### TO DO
Extract all lines that hold the string "государственных".

### SOURCE MATERIAL
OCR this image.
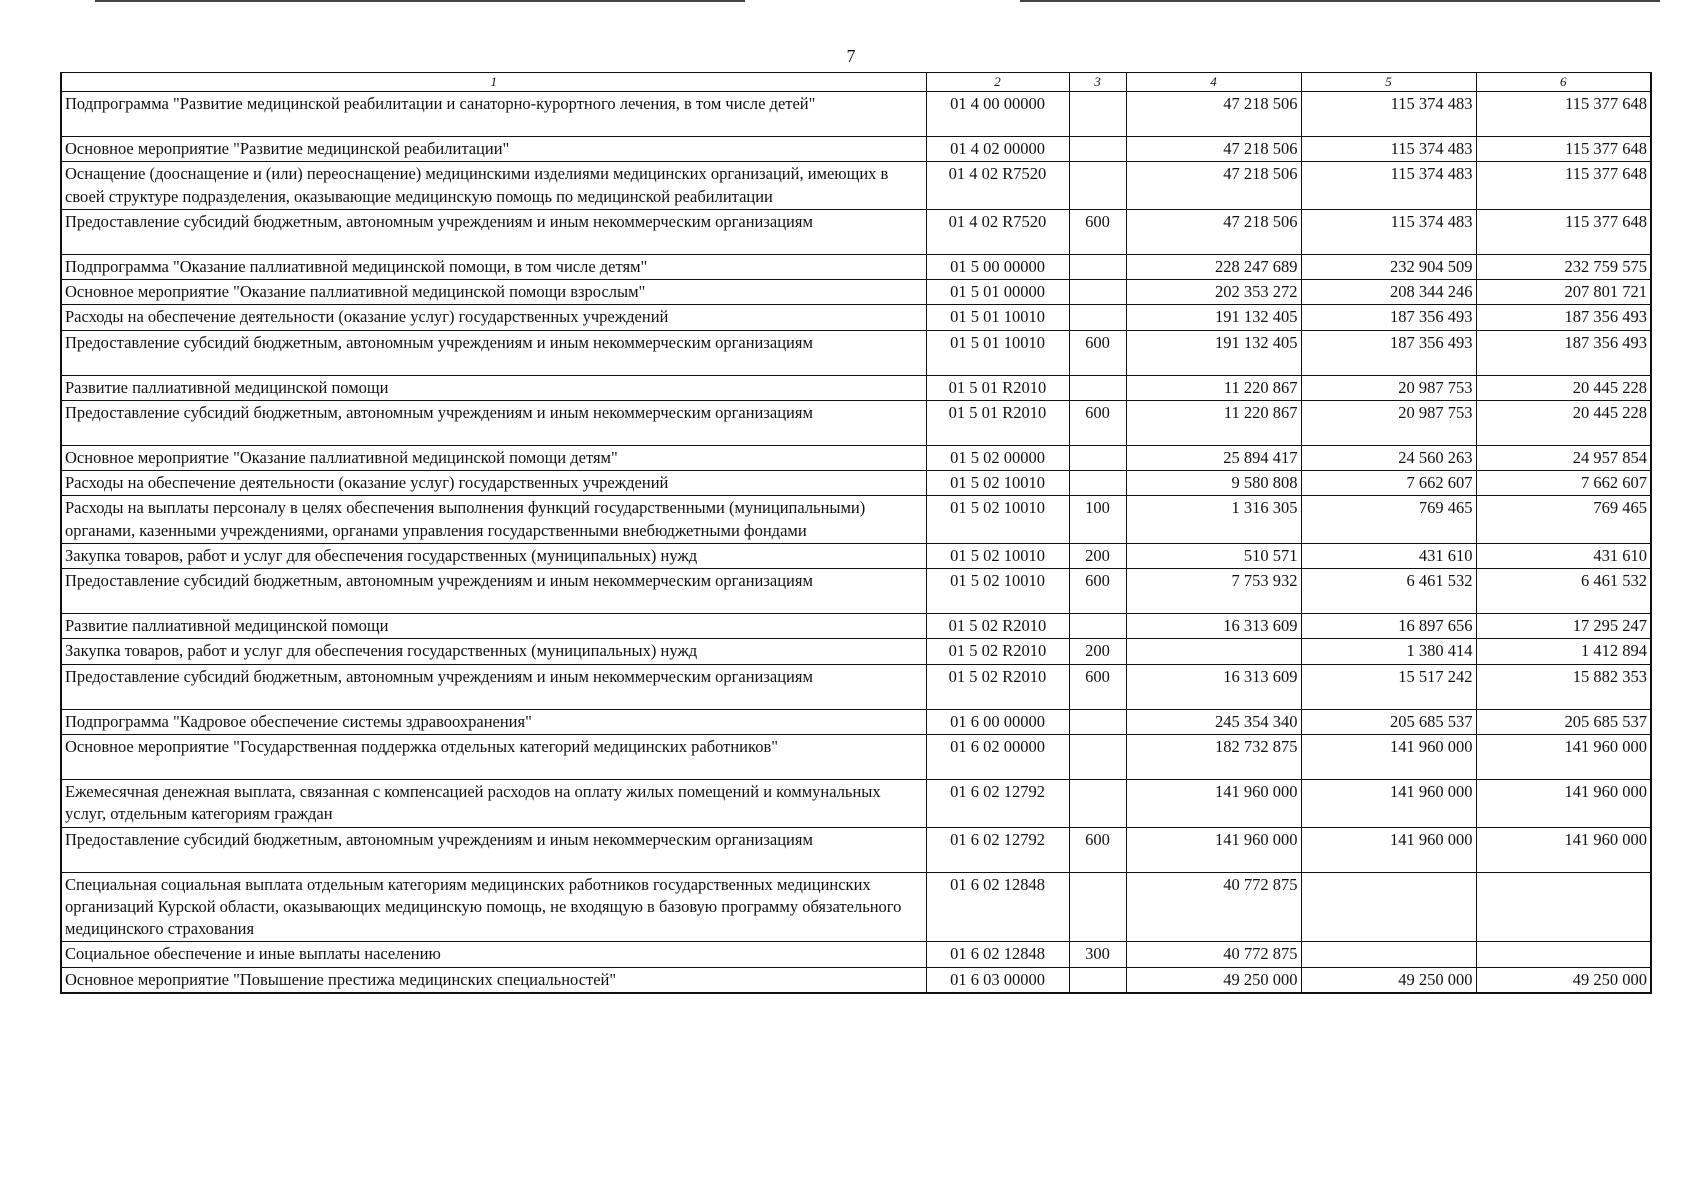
7
1	2	3	4	5	6
Подпрограмма "Развитие медицинской реабилитации и санаторно-курортного лечения, в том числе детей"	01 4 00 00000		47 218 506	115 374 483	115 377 648
Основное мероприятие "Развитие медицинской реабилитации"	01 4 02 00000		47 218 506	115 374 483	115 377 648
Оснащение (дооснащение и (или) переоснащение) медицинскими изделиями медицинских организаций, имеющих в своей структуре подразделения, оказывающие медицинскую помощь по медицинской реабилитации	01 4 02 R7520		47 218 506	115 374 483	115 377 648
Предоставление субсидий бюджетным, автономным учреждениям и иным некоммерческим организациям	01 4 02 R7520	600	47 218 506	115 374 483	115 377 648
Подпрограмма "Оказание паллиативной медицинской помощи, в том числе детям"	01 5 00 00000		228 247 689	232 904 509	232 759 575
Основное мероприятие "Оказание паллиативной медицинской помощи взрослым"	01 5 01 00000		202 353 272	208 344 246	207 801 721
Расходы на обеспечение деятельности (оказание услуг) государственных учреждений	01 5 01 10010		191 132 405	187 356 493	187 356 493
Предоставление субсидий бюджетным, автономным учреждениям и иным некоммерческим организациям	01 5 01 10010	600	191 132 405	187 356 493	187 356 493
Развитие паллиативной медицинской помощи	01 5 01 R2010		11 220 867	20 987 753	20 445 228
Предоставление субсидий бюджетным, автономным учреждениям и иным некоммерческим организациям	01 5 01 R2010	600	11 220 867	20 987 753	20 445 228
Основное мероприятие "Оказание паллиативной медицинской помощи детям"	01 5 02 00000		25 894 417	24 560 263	24 957 854
Расходы на обеспечение деятельности (оказание услуг) государственных учреждений	01 5 02 10010		9 580 808	7 662 607	7 662 607
Расходы на выплаты персоналу в целях обеспечения выполнения функций государственными (муниципальными) органами, казенными учреждениями, органами управления государственными внебюджетными фондами	01 5 02 10010	100	1 316 305	769 465	769 465
Закупка товаров, работ и услуг для обеспечения государственных (муниципальных) нужд	01 5 02 10010	200	510 571	431 610	431 610
Предоставление субсидий бюджетным, автономным учреждениям и иным некоммерческим организациям	01 5 02 10010	600	7 753 932	6 461 532	6 461 532
Развитие паллиативной медицинской помощи	01 5 02 R2010		16 313 609	16 897 656	17 295 247
Закупка товаров, работ и услуг для обеспечения государственных (муниципальных) нужд	01 5 02 R2010	200		1 380 414	1 412 894
Предоставление субсидий бюджетным, автономным учреждениям и иным некоммерческим организациям	01 5 02 R2010	600	16 313 609	15 517 242	15 882 353
Подпрограмма "Кадровое обеспечение системы здравоохранения"	01 6 00 00000		245 354 340	205 685 537	205 685 537
Основное мероприятие "Государственная поддержка отдельных категорий медицинских работников"	01 6 02 00000		182 732 875	141 960 000	141 960 000
Ежемесячная денежная выплата, связанная с компенсацией расходов на оплату жилых помещений и коммунальных услуг, отдельным категориям граждан	01 6 02 12792		141 960 000	141 960 000	141 960 000
Предоставление субсидий бюджетным, автономным учреждениям и иным некоммерческим организациям	01 6 02 12792	600	141 960 000	141 960 000	141 960 000
Специальная социальная выплата отдельным категориям медицинских работников государственных медицинских организаций Курской области, оказывающих медицинскую помощь, не входящую в базовую программу обязательного медицинского страхования	01 6 02 12848		40 772 875		
Социальное обеспечение и иные выплаты населению	01 6 02 12848	300	40 772 875		
Основное мероприятие "Повышение престижа медицинских специальностей"	01 6 03 00000		49 250 000	49 250 000	49 250 000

### RESPONSE TO THIS TASK
Расходы на обеспечение деятельности (оказание услуг) государственных учреждений	01 5 01 10010		191 132 405	187 356 493	187 356 493
Расходы на обеспечение деятельности (оказание услуг) государственных учреждений	01 5 02 10010		9 580 808	7 662 607	7 662 607
Закупка товаров, работ и услуг для обеспечения государственных (муниципальных) нужд	01 5 02 10010	200	510 571	431 610	431 610
Закупка товаров, работ и услуг для обеспечения государственных (муниципальных) нужд	01 5 02 R2010	200		1 380 414	1 412 894
Специальная социальная выплата отдельным категориям медицинских работников государственных медицинских организаций Курской области, оказывающих медицинскую помощь, не входящую в базовую программу обязательного медицинского страхования	01 6 02 12848		40 772 875		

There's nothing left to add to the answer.